RECORD EXCERPTS:
☆ ☆ ☆ ☆ ☆

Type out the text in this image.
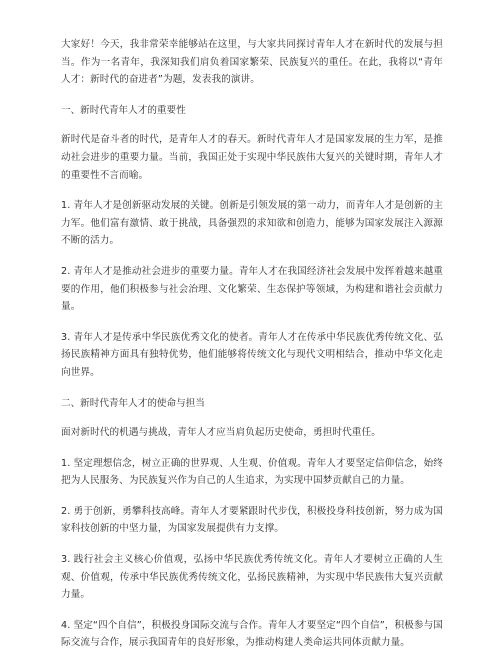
大家好！今天，我非常荣幸能够站在这里，与大家共同探讨青年人才在新时代的发展与担当。作为一名青年，我深知我们肩负着国家繁荣、民族复兴的重任。在此，我将以“青年人才：新时代的奋进者”为题，发表我的演讲。

一、新时代青年人才的重要性

新时代是奋斗者的时代，是青年人才的春天。新时代青年人才是国家发展的生力军，是推动社会进步的重要力量。当前，我国正处于实现中华民族伟大复兴的关键时期，青年人才的重要性不言而喻。

1. 青年人才是创新驱动发展的关键。创新是引领发展的第一动力，而青年人才是创新的主力军。他们富有激情、敢于挑战，具备强烈的求知欲和创造力，能够为国家发展注入源源不断的活力。

2. 青年人才是推动社会进步的重要力量。青年人才在我国经济社会发展中发挥着越来越重要的作用，他们积极参与社会治理、文化繁荣、生态保护等领域，为构建和谐社会贡献力量。

3. 青年人才是传承中华民族优秀文化的使者。青年人才在传承中华民族优秀传统文化、弘扬民族精神方面具有独特优势，他们能够将传统文化与现代文明相结合，推动中华文化走向世界。

二、新时代青年人才的使命与担当

面对新时代的机遇与挑战，青年人才应当肩负起历史使命，勇担时代重任。

1. 坚定理想信念，树立正确的世界观、人生观、价值观。青年人才要坚定信仰信念，始终把为人民服务、为民族复兴作为自己的人生追求，为实现中国梦贡献自己的力量。

2. 勇于创新，勇攀科技高峰。青年人才要紧跟时代步伐，积极投身科技创新，努力成为国家科技创新的中坚力量，为国家发展提供有力支撑。

3. 践行社会主义核心价值观，弘扬中华民族优秀传统文化。青年人才要树立正确的人生观、价值观，传承中华民族优秀传统文化，弘扬民族精神，为实现中华民族伟大复兴贡献力量。

4. 坚定“四个自信”，积极投身国际交流与合作。青年人才要坚定“四个自信”，积极参与国际交流与合作，展示我国青年的良好形象，为推动构建人类命运共同体贡献力量。
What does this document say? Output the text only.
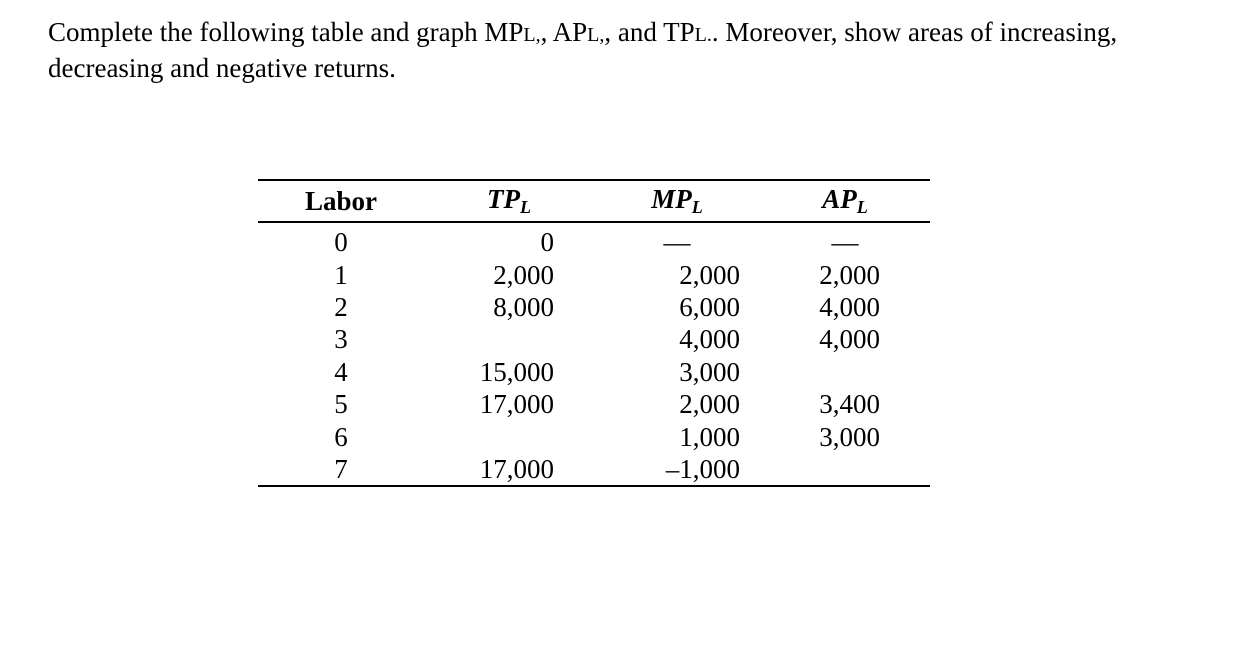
Complete the following table and graph MPL,, APL,, and TPL.. Moreover, show areas of increasing, decreasing and negative returns.

Labor	$TP_L$	$MP_L$	$AP_L$
0	0	—	—
1	2,000	2,000	2,000
2	8,000	6,000	4,000
3		4,000	4,000
4	15,000	3,000	
5	17,000	2,000	3,400
6		1,000	3,000
7	17,000	–1,000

☆ ☆ ☆ ☆ ☆

WRITTEN INSTRUCTION: Write out all the entries exactly, except for the pictures.

FINISHED EXERCISE:
Type out the text in this image.
大家好！今天，我非常荣幸能够站在这里，与大家共同探讨青年人才在新时代的发展与担当。作为一名青年，我深知我们肩负着国家繁荣、民族复兴的重任。在此，我将以“青年人才：新时代的奋进者”为题，发表我的演讲。

一、新时代青年人才的重要性

新时代是奋斗者的时代，是青年人才的春天。新时代青年人才是国家发展的生力军，是推动社会进步的重要力量。当前，我国正处于实现中华民族伟大复兴的关键时期，青年人才的重要性不言而喻。

1. 青年人才是创新驱动发展的关键。创新是引领发展的第一动力，而青年人才是创新的主力军。他们富有激情、敢于挑战，具备强烈的求知欲和创造力，能够为国家发展注入源源不断的活力。

2. 青年人才是推动社会进步的重要力量。青年人才在我国经济社会发展中发挥着越来越重要的作用，他们积极参与社会治理、文化繁荣、生态保护等领域，为构建和谐社会贡献力量。

3. 青年人才是传承中华民族优秀文化的使者。青年人才在传承中华民族优秀传统文化、弘扬民族精神方面具有独特优势，他们能够将传统文化与现代文明相结合，推动中华文化走向世界。

二、新时代青年人才的使命与担当

面对新时代的机遇与挑战，青年人才应当肩负起历史使命，勇担时代重任。

1. 坚定理想信念，树立正确的世界观、人生观、价值观。青年人才要坚定信仰信念，始终把为人民服务、为民族复兴作为自己的人生追求，为实现中国梦贡献自己的力量。

2. 勇于创新，勇攀科技高峰。青年人才要紧跟时代步伐，积极投身科技创新，努力成为国家科技创新的中坚力量，为国家发展提供有力支撑。

3. 践行社会主义核心价值观，弘扬中华民族优秀传统文化。青年人才要树立正确的人生观、价值观，传承中华民族优秀传统文化，弘扬民族精神，为实现中华民族伟大复兴贡献力量。

4. 坚定“四个自信”，积极投身国际交流与合作。青年人才要坚定“四个自信”，积极参与国际交流与合作，展示我国青年的良好形象，为推动构建人类命运共同体贡献力量。
What does this document say? Output the text only.
Complete the following table and graph MPL,, APL,, and TPL.. Moreover, show areas of increasing, decreasing and negative returns.

Labor	$TP_L$	$MP_L$	$AP_L$
0	0	—	—
1	2,000	2,000	2,000
2	8,000	6,000	4,000
3		4,000	4,000
4	15,000	3,000	
5	17,000	2,000	3,400
6		1,000	3,000
7	17,000	–1,000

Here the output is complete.